> EXERCISE GOAL:
From the passage on the medical respite kauhale below, list the specific kinds of housing it names as possible forms for the state's permanent kauhale villages.

> READING PASSAGE:
————————
The medical respite kauhale, intended for hospital-discharged patients who do not require skilled nursing, but need a safe and stable place to continue to recover, will includeround-the-clock staffing for intake, supervision, and care coordination. Registered nurses will also be on staff to make daily rounds for basic care needs.

“A project of this nature highlights this Administration’s dedication to serving our unsheltered neighbors and finding solutions to the realities facing the unsheltered folks in our community,” said James Koshiba, the Governor’s Coordinator on Homelessness. “An immediate response to the need for medical respite highlights the bold, quick action necessary to tackle the issues immediately as we create long-term, permanent solutions toward deeply affordable housing for our unhoused neighbors statewide.”

Unlike the state’s plan for permanent kauhale villages, which may include tiny homes, multi-family dwellings, apartment buildings, or other feasible forms – all run with a collaborative community-based focus, the medical respite kauhale is temporary.
————————
> LISTED ENTRIES:
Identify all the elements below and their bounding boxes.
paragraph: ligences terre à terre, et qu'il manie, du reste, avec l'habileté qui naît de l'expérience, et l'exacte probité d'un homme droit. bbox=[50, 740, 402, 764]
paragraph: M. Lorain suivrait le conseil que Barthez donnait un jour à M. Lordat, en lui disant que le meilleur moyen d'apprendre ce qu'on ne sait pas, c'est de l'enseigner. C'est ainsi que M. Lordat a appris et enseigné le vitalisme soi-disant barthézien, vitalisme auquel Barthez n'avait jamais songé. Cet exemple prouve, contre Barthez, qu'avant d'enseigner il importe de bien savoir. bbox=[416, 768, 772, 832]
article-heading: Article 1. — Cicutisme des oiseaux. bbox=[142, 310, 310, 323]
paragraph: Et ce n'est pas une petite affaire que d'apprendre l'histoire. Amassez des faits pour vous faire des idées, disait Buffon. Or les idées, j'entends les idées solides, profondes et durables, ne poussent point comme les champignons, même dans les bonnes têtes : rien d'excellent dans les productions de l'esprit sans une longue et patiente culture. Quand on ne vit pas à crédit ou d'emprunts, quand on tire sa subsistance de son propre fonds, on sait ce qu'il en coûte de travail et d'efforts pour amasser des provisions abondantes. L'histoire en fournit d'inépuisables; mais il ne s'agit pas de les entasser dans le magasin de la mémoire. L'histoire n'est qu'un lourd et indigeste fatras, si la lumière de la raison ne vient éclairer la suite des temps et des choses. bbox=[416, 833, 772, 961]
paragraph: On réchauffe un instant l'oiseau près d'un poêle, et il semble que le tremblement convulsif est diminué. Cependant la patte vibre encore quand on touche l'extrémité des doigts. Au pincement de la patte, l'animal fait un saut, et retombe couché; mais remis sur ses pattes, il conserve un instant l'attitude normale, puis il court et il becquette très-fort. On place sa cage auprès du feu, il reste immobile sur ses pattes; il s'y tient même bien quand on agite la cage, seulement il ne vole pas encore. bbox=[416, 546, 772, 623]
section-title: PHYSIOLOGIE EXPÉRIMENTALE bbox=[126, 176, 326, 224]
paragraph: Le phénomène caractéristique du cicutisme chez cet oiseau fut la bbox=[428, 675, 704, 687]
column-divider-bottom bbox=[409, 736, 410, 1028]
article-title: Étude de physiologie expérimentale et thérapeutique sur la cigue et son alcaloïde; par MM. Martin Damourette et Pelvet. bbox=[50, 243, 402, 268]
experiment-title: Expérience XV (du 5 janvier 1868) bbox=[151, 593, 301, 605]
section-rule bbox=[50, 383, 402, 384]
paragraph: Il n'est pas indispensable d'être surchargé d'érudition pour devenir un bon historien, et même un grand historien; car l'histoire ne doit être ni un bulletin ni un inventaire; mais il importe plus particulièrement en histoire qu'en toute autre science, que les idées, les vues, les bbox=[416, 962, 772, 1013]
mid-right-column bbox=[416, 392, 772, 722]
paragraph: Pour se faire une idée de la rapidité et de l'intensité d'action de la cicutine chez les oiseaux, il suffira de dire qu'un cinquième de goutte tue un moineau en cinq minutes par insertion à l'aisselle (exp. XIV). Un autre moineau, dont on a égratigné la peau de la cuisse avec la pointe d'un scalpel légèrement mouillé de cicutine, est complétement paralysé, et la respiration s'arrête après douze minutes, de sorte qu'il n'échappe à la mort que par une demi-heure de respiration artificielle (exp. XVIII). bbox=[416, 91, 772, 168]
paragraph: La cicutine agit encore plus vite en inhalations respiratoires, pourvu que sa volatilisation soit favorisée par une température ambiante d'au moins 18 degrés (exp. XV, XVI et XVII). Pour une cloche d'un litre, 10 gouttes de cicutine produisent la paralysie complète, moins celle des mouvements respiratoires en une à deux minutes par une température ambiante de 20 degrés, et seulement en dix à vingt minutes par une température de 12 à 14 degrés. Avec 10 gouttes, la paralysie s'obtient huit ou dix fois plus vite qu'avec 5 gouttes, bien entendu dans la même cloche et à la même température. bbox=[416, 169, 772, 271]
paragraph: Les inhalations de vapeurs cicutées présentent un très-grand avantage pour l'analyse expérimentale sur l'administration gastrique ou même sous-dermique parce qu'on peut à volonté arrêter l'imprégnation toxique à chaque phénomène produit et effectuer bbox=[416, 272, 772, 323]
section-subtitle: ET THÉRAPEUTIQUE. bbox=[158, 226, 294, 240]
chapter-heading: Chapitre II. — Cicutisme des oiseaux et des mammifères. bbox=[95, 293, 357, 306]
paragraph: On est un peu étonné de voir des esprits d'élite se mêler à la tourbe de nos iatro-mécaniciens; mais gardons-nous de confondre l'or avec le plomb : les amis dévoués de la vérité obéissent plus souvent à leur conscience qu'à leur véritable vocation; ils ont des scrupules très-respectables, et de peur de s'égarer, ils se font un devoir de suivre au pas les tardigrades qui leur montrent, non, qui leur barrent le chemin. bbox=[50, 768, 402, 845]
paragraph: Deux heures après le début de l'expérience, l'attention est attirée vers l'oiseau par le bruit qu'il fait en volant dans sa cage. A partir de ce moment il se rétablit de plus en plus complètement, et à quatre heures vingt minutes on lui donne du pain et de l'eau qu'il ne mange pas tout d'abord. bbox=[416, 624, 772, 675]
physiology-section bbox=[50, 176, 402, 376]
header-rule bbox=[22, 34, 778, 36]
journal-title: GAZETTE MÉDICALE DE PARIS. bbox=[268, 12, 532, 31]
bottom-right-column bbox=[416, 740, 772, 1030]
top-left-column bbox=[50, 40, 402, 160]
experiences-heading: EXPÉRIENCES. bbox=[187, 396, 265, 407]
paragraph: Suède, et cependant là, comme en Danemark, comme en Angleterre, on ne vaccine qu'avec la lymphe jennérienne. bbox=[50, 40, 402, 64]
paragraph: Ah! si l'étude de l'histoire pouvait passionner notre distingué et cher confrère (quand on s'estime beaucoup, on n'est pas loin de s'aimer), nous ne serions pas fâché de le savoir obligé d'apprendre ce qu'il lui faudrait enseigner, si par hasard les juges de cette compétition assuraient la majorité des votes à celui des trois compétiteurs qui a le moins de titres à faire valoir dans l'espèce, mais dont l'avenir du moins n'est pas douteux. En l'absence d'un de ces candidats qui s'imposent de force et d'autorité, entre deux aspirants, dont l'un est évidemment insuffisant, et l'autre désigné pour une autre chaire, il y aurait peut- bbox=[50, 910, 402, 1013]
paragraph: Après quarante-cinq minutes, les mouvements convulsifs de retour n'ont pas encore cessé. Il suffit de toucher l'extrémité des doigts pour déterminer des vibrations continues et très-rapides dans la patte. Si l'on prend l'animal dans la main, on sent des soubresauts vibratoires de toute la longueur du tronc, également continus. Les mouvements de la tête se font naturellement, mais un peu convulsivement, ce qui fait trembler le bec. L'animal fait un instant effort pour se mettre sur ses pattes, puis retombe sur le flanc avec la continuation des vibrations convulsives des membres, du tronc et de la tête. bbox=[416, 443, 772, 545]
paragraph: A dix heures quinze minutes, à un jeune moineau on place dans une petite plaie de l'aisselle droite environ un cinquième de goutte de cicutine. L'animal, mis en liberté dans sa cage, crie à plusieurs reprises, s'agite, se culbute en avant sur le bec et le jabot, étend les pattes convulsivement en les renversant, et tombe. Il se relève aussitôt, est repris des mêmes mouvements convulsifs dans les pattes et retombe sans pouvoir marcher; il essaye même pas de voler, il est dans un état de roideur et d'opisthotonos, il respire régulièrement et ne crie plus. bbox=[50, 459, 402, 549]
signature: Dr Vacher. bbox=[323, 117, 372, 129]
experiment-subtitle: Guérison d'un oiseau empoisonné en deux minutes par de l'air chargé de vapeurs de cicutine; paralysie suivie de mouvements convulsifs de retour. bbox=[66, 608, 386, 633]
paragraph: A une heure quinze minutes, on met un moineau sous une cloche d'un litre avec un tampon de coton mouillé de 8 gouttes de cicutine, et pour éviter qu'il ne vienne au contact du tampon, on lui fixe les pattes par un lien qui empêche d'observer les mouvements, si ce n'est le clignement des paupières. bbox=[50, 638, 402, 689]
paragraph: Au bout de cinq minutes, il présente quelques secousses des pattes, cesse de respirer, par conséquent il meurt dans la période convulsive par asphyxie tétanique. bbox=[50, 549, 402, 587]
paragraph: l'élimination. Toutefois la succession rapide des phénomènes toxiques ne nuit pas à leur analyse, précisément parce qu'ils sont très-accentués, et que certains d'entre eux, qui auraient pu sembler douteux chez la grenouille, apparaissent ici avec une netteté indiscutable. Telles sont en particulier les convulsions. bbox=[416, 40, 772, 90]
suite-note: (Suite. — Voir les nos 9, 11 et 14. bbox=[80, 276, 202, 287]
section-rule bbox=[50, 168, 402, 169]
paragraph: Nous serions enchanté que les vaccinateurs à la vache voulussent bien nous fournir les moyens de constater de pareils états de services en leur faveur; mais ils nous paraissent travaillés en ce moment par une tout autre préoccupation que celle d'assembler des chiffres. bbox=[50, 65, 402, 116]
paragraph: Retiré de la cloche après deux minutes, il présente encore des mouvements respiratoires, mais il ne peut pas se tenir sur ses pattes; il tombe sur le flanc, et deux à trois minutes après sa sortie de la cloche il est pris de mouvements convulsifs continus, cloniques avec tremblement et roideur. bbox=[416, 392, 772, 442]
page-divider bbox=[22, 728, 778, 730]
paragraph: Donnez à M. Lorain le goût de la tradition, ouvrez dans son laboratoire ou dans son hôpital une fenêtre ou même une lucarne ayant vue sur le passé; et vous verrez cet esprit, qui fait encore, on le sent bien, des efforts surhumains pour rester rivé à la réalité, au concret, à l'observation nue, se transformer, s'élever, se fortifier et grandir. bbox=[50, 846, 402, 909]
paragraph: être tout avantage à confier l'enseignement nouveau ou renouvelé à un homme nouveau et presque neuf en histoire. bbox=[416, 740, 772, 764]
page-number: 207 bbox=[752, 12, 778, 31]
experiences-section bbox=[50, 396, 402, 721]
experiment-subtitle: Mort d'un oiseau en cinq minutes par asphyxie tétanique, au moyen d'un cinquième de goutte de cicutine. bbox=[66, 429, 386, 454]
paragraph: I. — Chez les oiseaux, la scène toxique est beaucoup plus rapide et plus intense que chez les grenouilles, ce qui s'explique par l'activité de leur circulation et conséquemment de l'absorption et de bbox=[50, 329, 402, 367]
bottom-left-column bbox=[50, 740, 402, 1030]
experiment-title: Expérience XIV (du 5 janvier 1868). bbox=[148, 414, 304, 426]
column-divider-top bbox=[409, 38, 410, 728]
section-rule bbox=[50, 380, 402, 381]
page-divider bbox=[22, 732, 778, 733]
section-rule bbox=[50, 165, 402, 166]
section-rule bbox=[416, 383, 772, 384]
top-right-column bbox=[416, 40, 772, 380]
————————
> OUTPUT FOR THIS TASK:
- Tiny homes
- Multi-family dwellings
- Apartment buildings